● What needs to be done: Identify each line below that contains the word "Böttcher", and copy it out.
═════ Dataset records ═════
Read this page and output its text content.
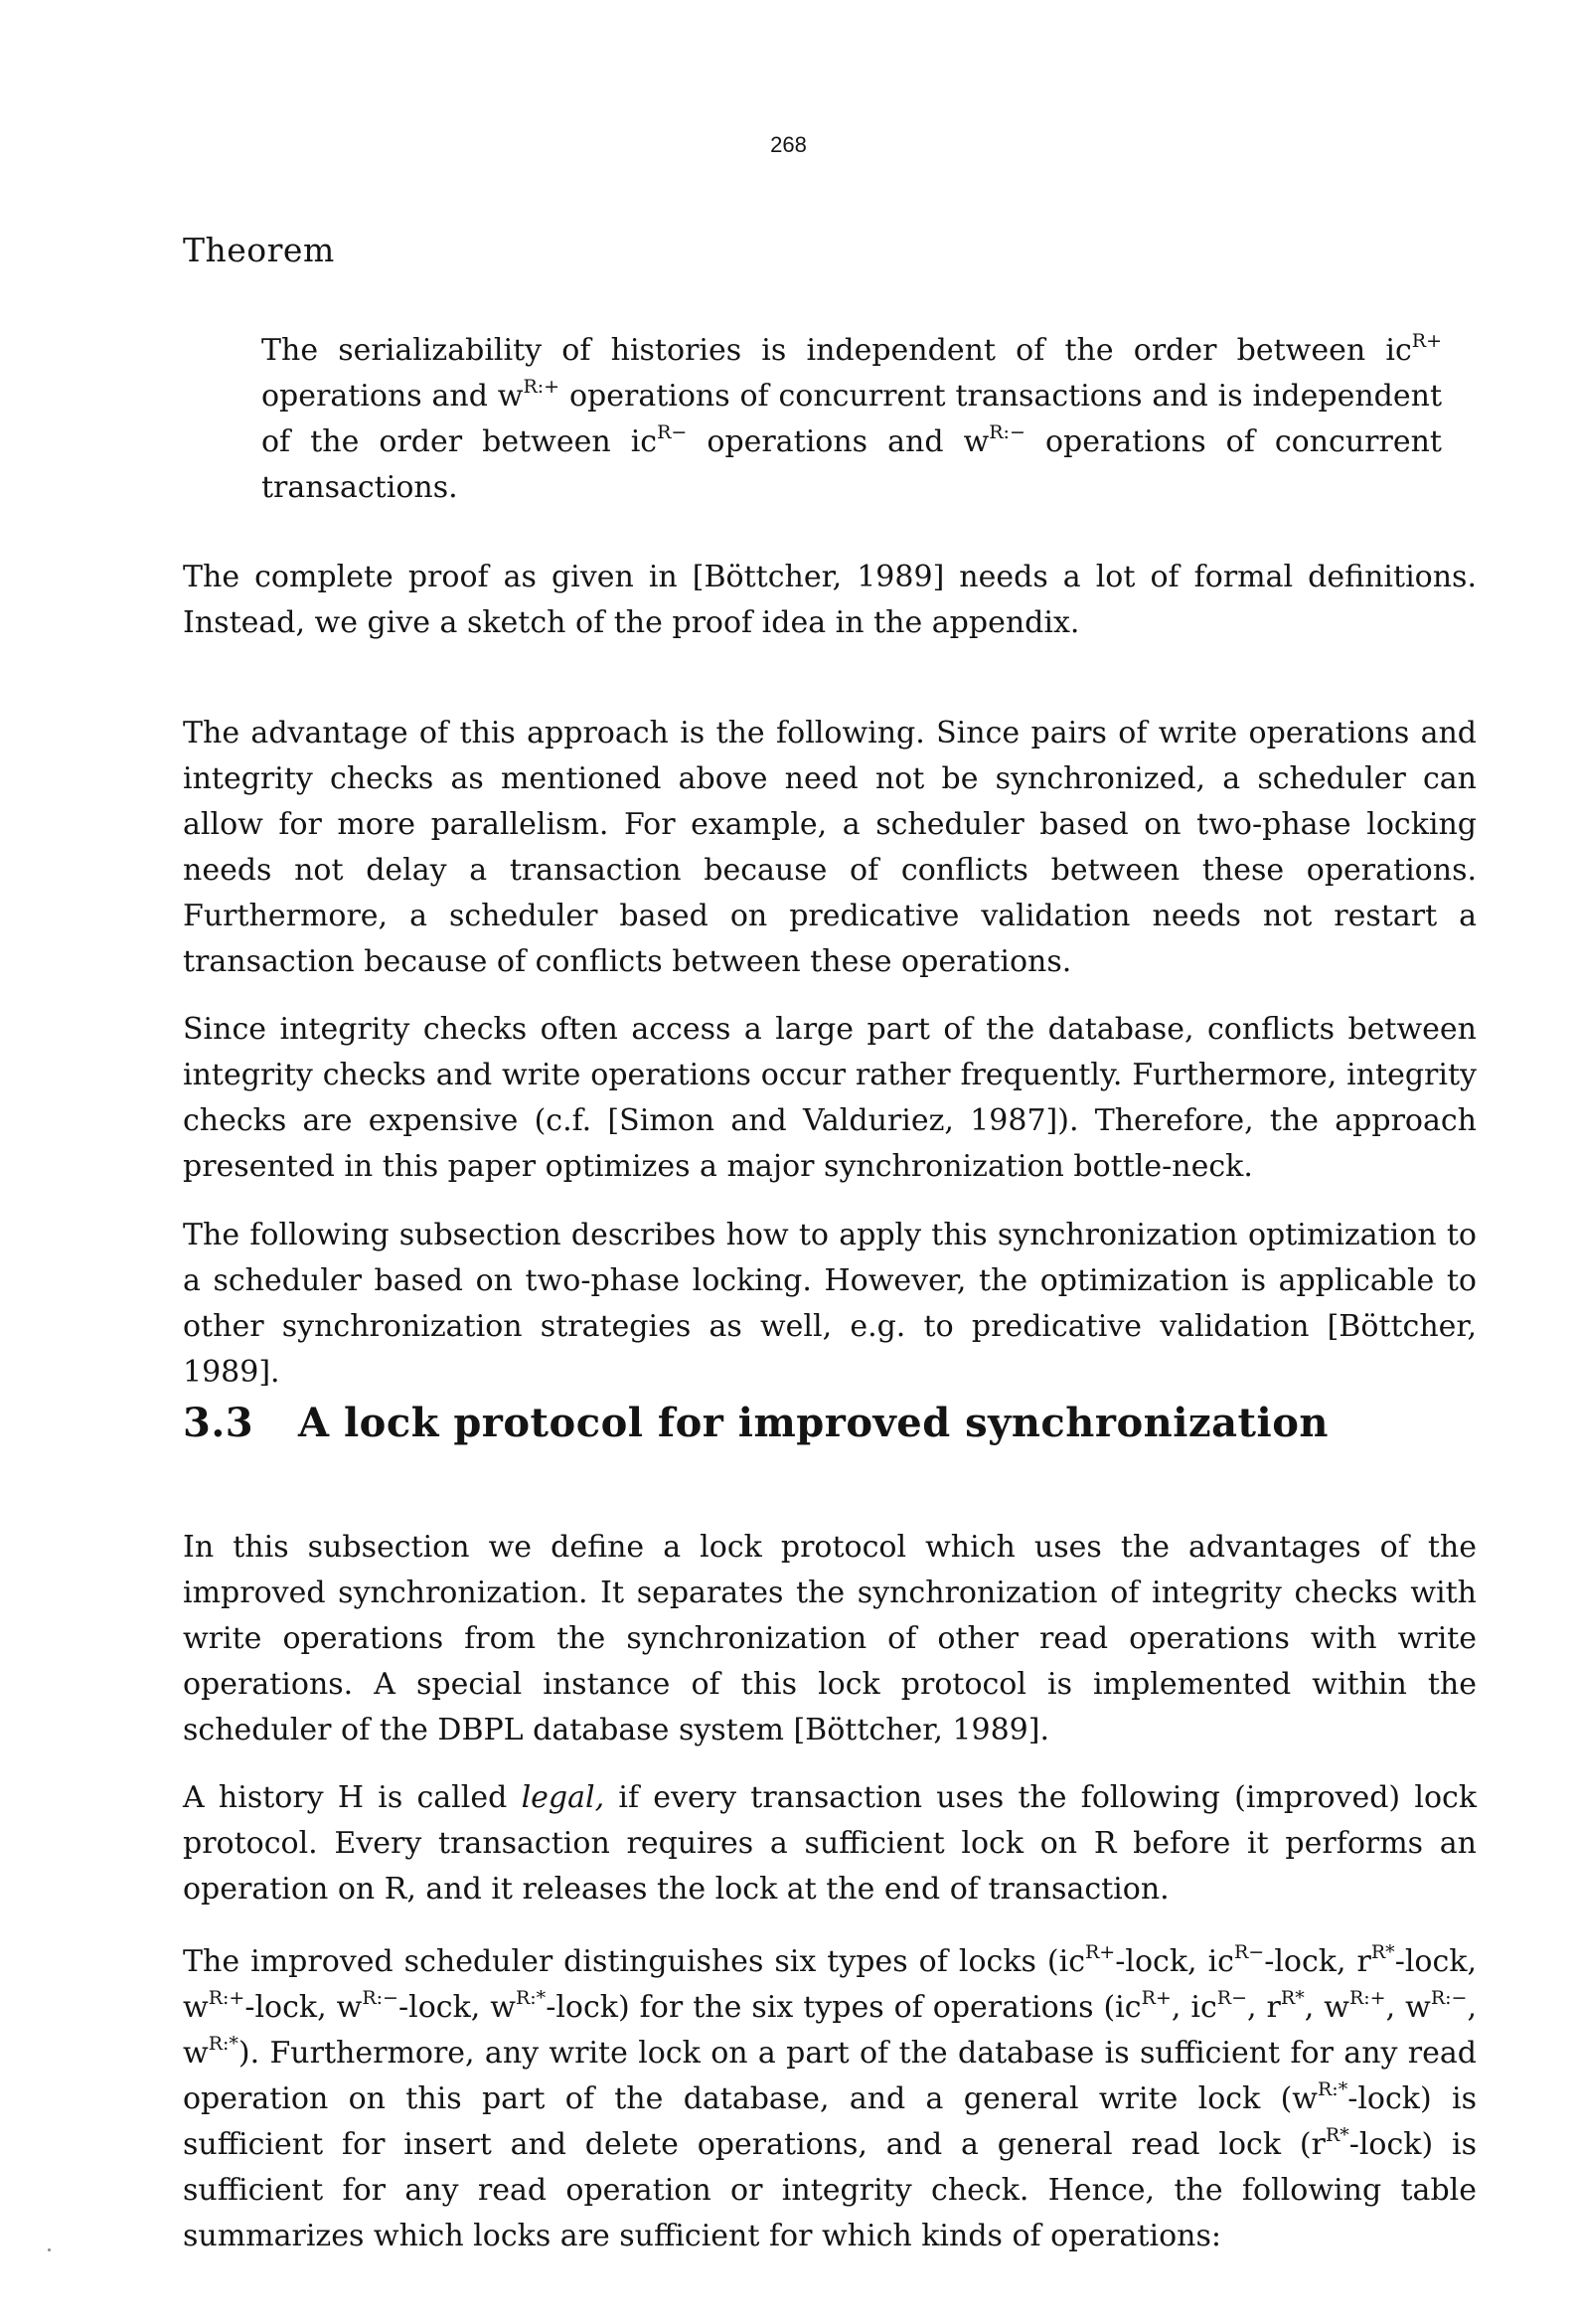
268
Theorem

The serializability of histories is independent of the order between $ic^{R+}$ operations and $w^{R:+}$ operations of concurrent transactions and is independent of the order between $ic^{R-}$ operations and $w^{R:-}$ operations of concurrent transactions.

The complete proof as given in [Böttcher, 1989] needs a lot of formal definitions. Instead, we give a sketch of the proof idea in the appendix.

The advantage of this approach is the following. Since pairs of write operations and integrity checks as mentioned above need not be synchronized, a scheduler can allow for more parallelism. For example, a scheduler based on two-phase locking needs not delay a transaction because of conflicts between these operations. Furthermore, a scheduler based on predicative validation needs not restart a transaction because of conflicts between these operations.

Since integrity checks often access a large part of the database, conflicts between integrity checks and write operations occur rather frequently. Furthermore, integrity checks are expensive (c.f. [Simon and Valduriez, 1987]). Therefore, the approach presented in this paper optimizes a major synchronization bottle-neck.

The following subsection describes how to apply this synchronization optimization to a scheduler based on two-phase locking. However, the optimization is applicable to other synchronization strategies as well, e.g. to predicative validation [Böttcher, 1989].

3.3 A lock protocol for improved synchronization

In this subsection we define a lock protocol which uses the advantages of the improved synchronization. It separates the synchronization of integrity checks with write operations from the synchronization of other read operations with write operations. A special instance of this lock protocol is implemented within the scheduler of the DBPL database system [Böttcher, 1989].

A history H is called legal, if every transaction uses the following (improved) lock protocol. Every transaction requires a sufficient lock on R before it performs an operation on R, and it releases the lock at the end of transaction.

The improved scheduler distinguishes six types of locks ($ic^{R+}$-lock, $ic^{R-}$-lock, $r^{R*}$-lock, $w^{R:+}$-lock, $w^{R:-}$-lock, $w^{R:*}-lock$) for the six types of operations ($ic^{R+}$, $ic^{R-}$, $r^{R*}$, $w^{R:+}$, $w^{R:-}$, $w^{R:*}$). Furthermore, any write lock on a part of the database is sufficient for any read operation on this part of the database, and a general write lock $(w^{R:*}-lock)$ is sufficient for insert and delete operations, and a general read lock $(r^{R*}-lock)$ is sufficient for any read operation or integrity check. Hence, the following table summarizes which locks are sufficient for which kinds of operations:
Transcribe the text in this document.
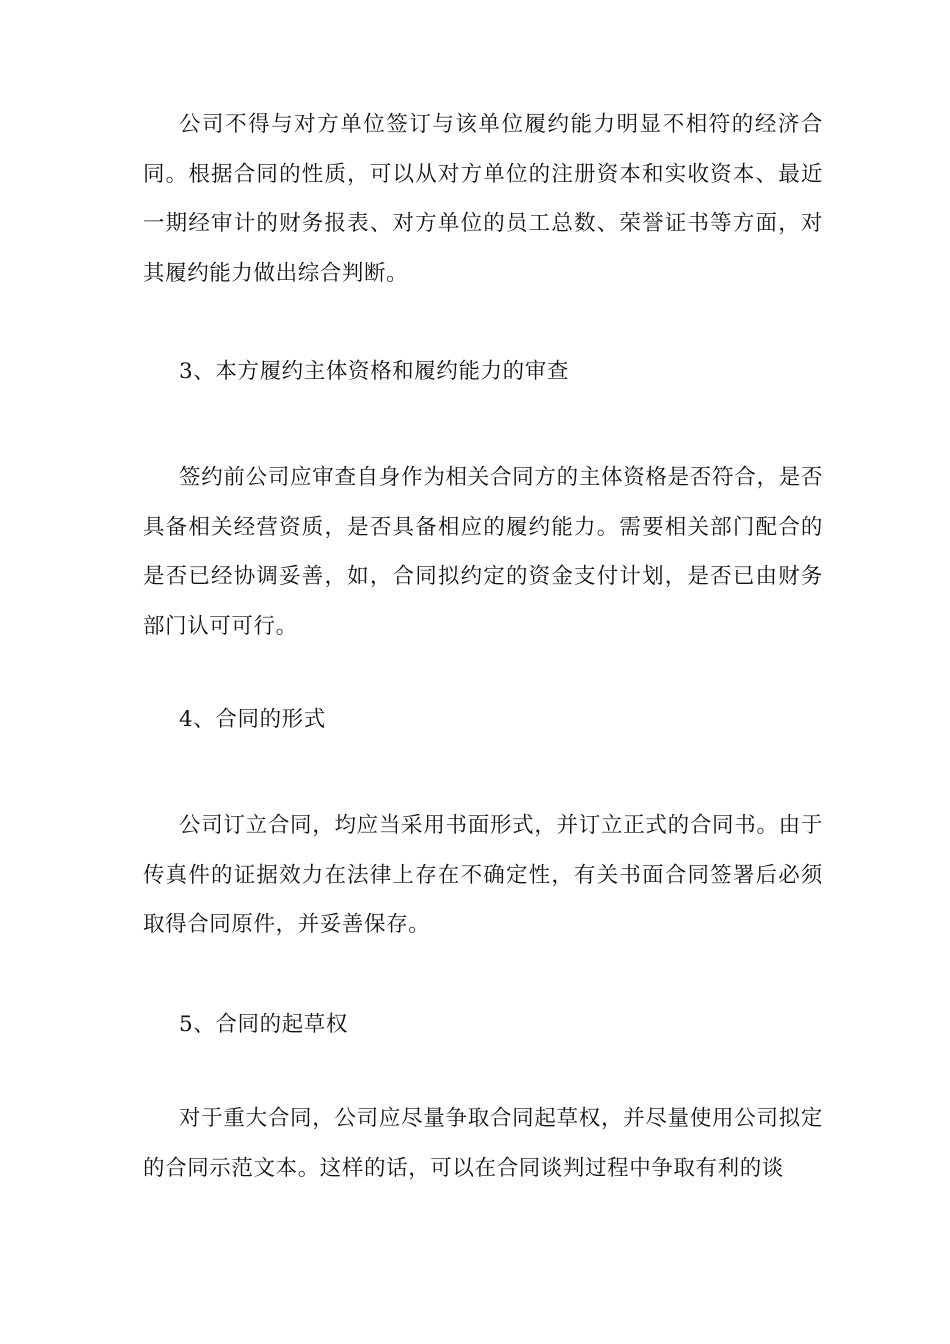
公司不得与对方单位签订与该单位履约能力明显不相符的经济合同。根据合同的性质，可以从对方单位的注册资本和实收资本、最近一期经审计的财务报表、对方单位的员工总数、荣誉证书等方面，对其履约能力做出综合判断。

3、本方履约主体资格和履约能力的审查

签约前公司应审查自身作为相关合同方的主体资格是否符合，是否具备相关经营资质，是否具备相应的履约能力。需要相关部门配合的是否已经协调妥善，如，合同拟约定的资金支付计划，是否已由财务部门认可可行。

4、合同的形式

公司订立合同，均应当采用书面形式，并订立正式的合同书。由于传真件的证据效力在法律上存在不确定性，有关书面合同签署后必须取得合同原件，并妥善保存。

5、合同的起草权

对于重大合同，公司应尽量争取合同起草权，并尽量使用公司拟定的合同示范文本。这样的话，可以在合同谈判过程中争取有利的谈
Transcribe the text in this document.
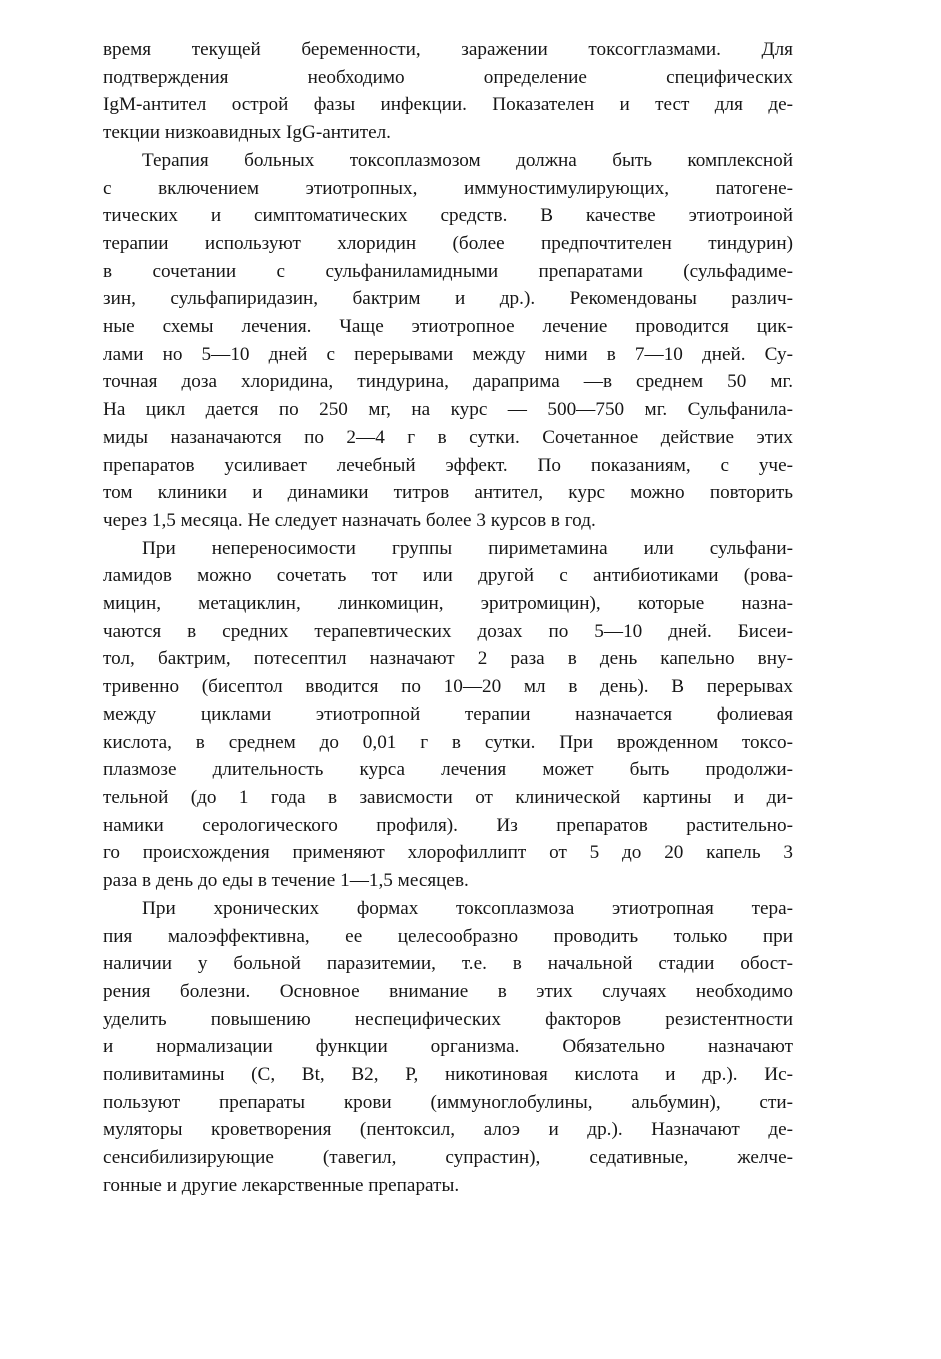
время текущей беременности, заражении токсогглазмами. Для
подтверждения необходимо определение специфических
IgM-антител острой фазы инфекции. Показателен и тест для де-
текции низкоавидных IgG-антител.

Терапия больных токсоплазмозом должна быть комплексной
с включением этиотропных, иммуностимулирующих, патогене-
тических и симптоматических средств. В качестве этиотроиной
терапии используют хлоридин (более предпочтителен тиндурин)
в сочетании с сульфаниламидными препаратами (сульфадиме-
зин, сульфапиридазин, бактрим и др.). Рекомендованы различ-
ные схемы лечения. Чаще этиотропное лечение проводится цик-
лами но 5—10 дней с перерывами между ними в 7—10 дней. Су-
точная доза хлоридина, тиндурина, дараприма —в среднем 50 мг.
На цикл дается по 250 мг, на курс — 500—750 мг. Сульфанила-
миды назаначаются по 2—4 г в сутки. Сочетанное действие этих
препаратов усиливает лечебный эффект. По показаниям, с уче-
том клиники и динамики титров антител, курс можно повторить
через 1,5 месяца. Не следует назначать более 3 курсов в год.

При непереносимости группы пириметамина или сульфани-
ламидов можно сочетать тот или другой с антибиотиками (рова-
мицин, метациклин, линкомицин, эритромицин), которые назна-
чаются в средних терапевтических дозах по 5—10 дней. Бисеи-
тол, бактрим, потесептил назначают 2 раза в день капельно вну-
тривенно (бисептол вводится по 10—20 мл в день). В перерывах
между циклами этиотропной терапии назначается фолиевая
кислота, в среднем до 0,01 г в сутки. При врожденном токсо-
плазмозе длительность курса лечения может быть продолжи-
тельной (до 1 года в зависмости от клинической картины и ди-
намики серологического профиля). Из препаратов растительно-
го происхождения применяют хлорофиллипт от 5 до 20 капель 3
раза в день до еды в течение 1—1,5 месяцев.

При хронических формах токсоплазмоза этиотропная тера-
пия малоэффективна, ее целесообразно проводить только при
наличии у больной паразитемии, т.е. в начальной стадии обост-
рения болезни. Основное внимание в этих случаях необходимо
уделить повышению неспецифических факторов резистентности
и нормализации функции организма. Обязательно назначают
поливитамины (С, Bt, В2, Р, никотиновая кислота и др.). Ис-
пользуют препараты крови (иммуноглобулины, альбумин), сти-
муляторы кроветворения (пентоксил, алоэ и др.). Назначают де-
сенсибилизирующие (тавегил, супрастин), седативные, желче-
гонные и другие лекарственные препараты.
═════
● Expected answer:
The complete proof as given in [Böttcher, 1989] needs a lot of formal definitions. Instead, we give a sketch of the proof idea in the appendix.
The following subsection describes how to apply this synchronization optimization to a scheduler based on two-phase locking. However, the optimization is applicable to other synchronization strategies as well, e.g. to predicative validation [Böttcher, 1989].
In this subsection we define a lock protocol which uses the advantages of the improved synchronization. It separates the synchronization of integrity checks with write operations from the synchronization of other read operations with write operations. A special instance of this lock protocol is implemented within the scheduler of the DBPL database system [Böttcher, 1989].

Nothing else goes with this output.